Work instructions: Please repeat all of the listing exactly.

Dataset items:
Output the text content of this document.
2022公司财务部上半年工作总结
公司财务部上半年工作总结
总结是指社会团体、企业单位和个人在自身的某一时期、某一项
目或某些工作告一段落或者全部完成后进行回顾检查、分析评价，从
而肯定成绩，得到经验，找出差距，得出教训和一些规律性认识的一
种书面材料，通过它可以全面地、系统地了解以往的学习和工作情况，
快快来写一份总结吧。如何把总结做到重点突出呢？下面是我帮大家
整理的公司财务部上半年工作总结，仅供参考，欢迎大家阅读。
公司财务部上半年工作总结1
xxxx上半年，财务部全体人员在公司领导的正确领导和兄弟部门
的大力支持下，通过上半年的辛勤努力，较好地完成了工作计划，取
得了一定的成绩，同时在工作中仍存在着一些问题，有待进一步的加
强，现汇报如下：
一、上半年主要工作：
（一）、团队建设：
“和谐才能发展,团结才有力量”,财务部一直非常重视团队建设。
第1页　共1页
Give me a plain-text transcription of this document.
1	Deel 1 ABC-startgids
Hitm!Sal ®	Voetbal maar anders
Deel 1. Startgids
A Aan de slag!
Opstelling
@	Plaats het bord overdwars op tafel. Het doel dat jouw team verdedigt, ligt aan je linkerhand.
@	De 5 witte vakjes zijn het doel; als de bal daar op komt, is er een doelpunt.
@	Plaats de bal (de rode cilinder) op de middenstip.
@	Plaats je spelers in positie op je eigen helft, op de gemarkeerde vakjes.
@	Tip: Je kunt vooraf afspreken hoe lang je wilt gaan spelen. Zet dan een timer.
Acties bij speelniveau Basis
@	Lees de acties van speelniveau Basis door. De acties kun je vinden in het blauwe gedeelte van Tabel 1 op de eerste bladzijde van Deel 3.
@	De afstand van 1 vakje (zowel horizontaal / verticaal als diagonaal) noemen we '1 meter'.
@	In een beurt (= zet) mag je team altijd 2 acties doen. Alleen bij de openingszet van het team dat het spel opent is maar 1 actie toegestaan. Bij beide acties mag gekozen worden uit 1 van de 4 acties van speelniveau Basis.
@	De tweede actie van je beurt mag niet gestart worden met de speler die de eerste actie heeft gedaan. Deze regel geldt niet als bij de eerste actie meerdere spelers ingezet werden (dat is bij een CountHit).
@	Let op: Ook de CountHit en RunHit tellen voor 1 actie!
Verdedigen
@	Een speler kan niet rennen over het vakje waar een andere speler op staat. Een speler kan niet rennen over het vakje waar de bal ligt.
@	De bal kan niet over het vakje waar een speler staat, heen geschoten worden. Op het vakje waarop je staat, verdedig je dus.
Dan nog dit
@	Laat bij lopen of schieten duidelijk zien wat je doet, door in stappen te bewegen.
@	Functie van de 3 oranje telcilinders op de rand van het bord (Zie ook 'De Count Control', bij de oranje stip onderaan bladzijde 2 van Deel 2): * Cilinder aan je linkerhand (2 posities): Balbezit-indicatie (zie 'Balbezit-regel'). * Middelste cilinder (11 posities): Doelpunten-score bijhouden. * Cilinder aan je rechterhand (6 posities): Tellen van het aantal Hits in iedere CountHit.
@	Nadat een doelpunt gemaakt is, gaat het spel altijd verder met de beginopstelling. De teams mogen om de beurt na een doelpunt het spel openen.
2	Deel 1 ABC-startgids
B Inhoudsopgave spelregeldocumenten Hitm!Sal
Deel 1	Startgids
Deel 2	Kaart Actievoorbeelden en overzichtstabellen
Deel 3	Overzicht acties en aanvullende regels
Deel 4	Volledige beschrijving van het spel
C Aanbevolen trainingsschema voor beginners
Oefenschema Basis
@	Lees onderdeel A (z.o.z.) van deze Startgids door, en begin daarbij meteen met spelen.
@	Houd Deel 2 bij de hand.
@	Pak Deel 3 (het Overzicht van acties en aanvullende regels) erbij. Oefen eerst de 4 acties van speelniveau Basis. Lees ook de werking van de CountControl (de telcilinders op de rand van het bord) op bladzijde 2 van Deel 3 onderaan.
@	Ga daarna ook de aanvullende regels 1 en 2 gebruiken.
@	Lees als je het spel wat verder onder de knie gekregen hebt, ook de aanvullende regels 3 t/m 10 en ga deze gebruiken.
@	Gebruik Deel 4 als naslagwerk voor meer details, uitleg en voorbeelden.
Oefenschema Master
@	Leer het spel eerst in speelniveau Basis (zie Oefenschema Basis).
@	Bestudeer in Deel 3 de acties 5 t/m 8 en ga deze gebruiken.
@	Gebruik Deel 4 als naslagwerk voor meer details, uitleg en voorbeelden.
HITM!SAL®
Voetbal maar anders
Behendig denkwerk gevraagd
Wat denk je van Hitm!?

Solution below:
Output the text content of this document.
2022公司财务部上半年工作总结
公司财务部上半年工作总结
总结是指社会团体、企业单位和个人在自身的某一时期、某一项
目或某些工作告一段落或者全部完成后进行回顾检查、分析评价，从
而肯定成绩，得到经验，找出差距，得出教训和一些规律性认识的一
种书面材料，通过它可以全面地、系统地了解以往的学习和工作情况，
快快来写一份总结吧。如何把总结做到重点突出呢？下面是我帮大家
整理的公司财务部上半年工作总结，仅供参考，欢迎大家阅读。
公司财务部上半年工作总结1
xxxx上半年，财务部全体人员在公司领导的正确领导和兄弟部门
的大力支持下，通过上半年的辛勤努力，较好地完成了工作计划，取
得了一定的成绩，同时在工作中仍存在着一些问题，有待进一步的加
强，现汇报如下：
一、上半年主要工作：
（一）、团队建设：
“和谐才能发展,团结才有力量”,财务部一直非常重视团队建设。
第1页　共1页
Give me a plain-text transcription of this document.
1	Deel 1 ABC-startgids
Hitm!Sal ®	Voetbal maar anders
Deel 1. Startgids
A Aan de slag!
Opstelling
@	Plaats het bord overdwars op tafel. Het doel dat jouw team verdedigt, ligt aan je linkerhand.
@	De 5 witte vakjes zijn het doel; als de bal daar op komt, is er een doelpunt.
@	Plaats de bal (de rode cilinder) op de middenstip.
@	Plaats je spelers in positie op je eigen helft, op de gemarkeerde vakjes.
@	Tip: Je kunt vooraf afspreken hoe lang je wilt gaan spelen. Zet dan een timer.
Acties bij speelniveau Basis
@	Lees de acties van speelniveau Basis door. De acties kun je vinden in het blauwe gedeelte van Tabel 1 op de eerste bladzijde van Deel 3.
@	De afstand van 1 vakje (zowel horizontaal / verticaal als diagonaal) noemen we '1 meter'.
@	In een beurt (= zet) mag je team altijd 2 acties doen. Alleen bij de openingszet van het team dat het spel opent is maar 1 actie toegestaan. Bij beide acties mag gekozen worden uit 1 van de 4 acties van speelniveau Basis.
@	De tweede actie van je beurt mag niet gestart worden met de speler die de eerste actie heeft gedaan. Deze regel geldt niet als bij de eerste actie meerdere spelers ingezet werden (dat is bij een CountHit).
@	Let op: Ook de CountHit en RunHit tellen voor 1 actie!
Verdedigen
@	Een speler kan niet rennen over het vakje waar een andere speler op staat. Een speler kan niet rennen over het vakje waar de bal ligt.
@	De bal kan niet over het vakje waar een speler staat, heen geschoten worden. Op het vakje waarop je staat, verdedig je dus.
Dan nog dit
@	Laat bij lopen of schieten duidelijk zien wat je doet, door in stappen te bewegen.
@	Functie van de 3 oranje telcilinders op de rand van het bord (Zie ook 'De Count Control', bij de oranje stip onderaan bladzijde 2 van Deel 2): * Cilinder aan je linkerhand (2 posities): Balbezit-indicatie (zie 'Balbezit-regel'). * Middelste cilinder (11 posities): Doelpunten-score bijhouden. * Cilinder aan je rechterhand (6 posities): Tellen van het aantal Hits in iedere CountHit.
@	Nadat een doelpunt gemaakt is, gaat het spel altijd verder met de beginopstelling. De teams mogen om de beurt na een doelpunt het spel openen.
2	Deel 1 ABC-startgids
B Inhoudsopgave spelregeldocumenten Hitm!Sal
Deel 1	Startgids
Deel 2	Kaart Actievoorbeelden en overzichtstabellen
Deel 3	Overzicht acties en aanvullende regels
Deel 4	Volledige beschrijving van het spel
C Aanbevolen trainingsschema voor beginners
Oefenschema Basis
@	Lees onderdeel A (z.o.z.) van deze Startgids door, en begin daarbij meteen met spelen.
@	Houd Deel 2 bij de hand.
@	Pak Deel 3 (het Overzicht van acties en aanvullende regels) erbij. Oefen eerst de 4 acties van speelniveau Basis. Lees ook de werking van de CountControl (de telcilinders op de rand van het bord) op bladzijde 2 van Deel 3 onderaan.
@	Ga daarna ook de aanvullende regels 1 en 2 gebruiken.
@	Lees als je het spel wat verder onder de knie gekregen hebt, ook de aanvullende regels 3 t/m 10 en ga deze gebruiken.
@	Gebruik Deel 4 als naslagwerk voor meer details, uitleg en voorbeelden.
Oefenschema Master
@	Leer het spel eerst in speelniveau Basis (zie Oefenschema Basis).
@	Bestudeer in Deel 3 de acties 5 t/m 8 en ga deze gebruiken.
@	Gebruik Deel 4 als naslagwerk voor meer details, uitleg en voorbeelden.
HITM!SAL®
Voetbal maar anders
Behendig denkwerk gevraagd
Wat denk je van Hitm!?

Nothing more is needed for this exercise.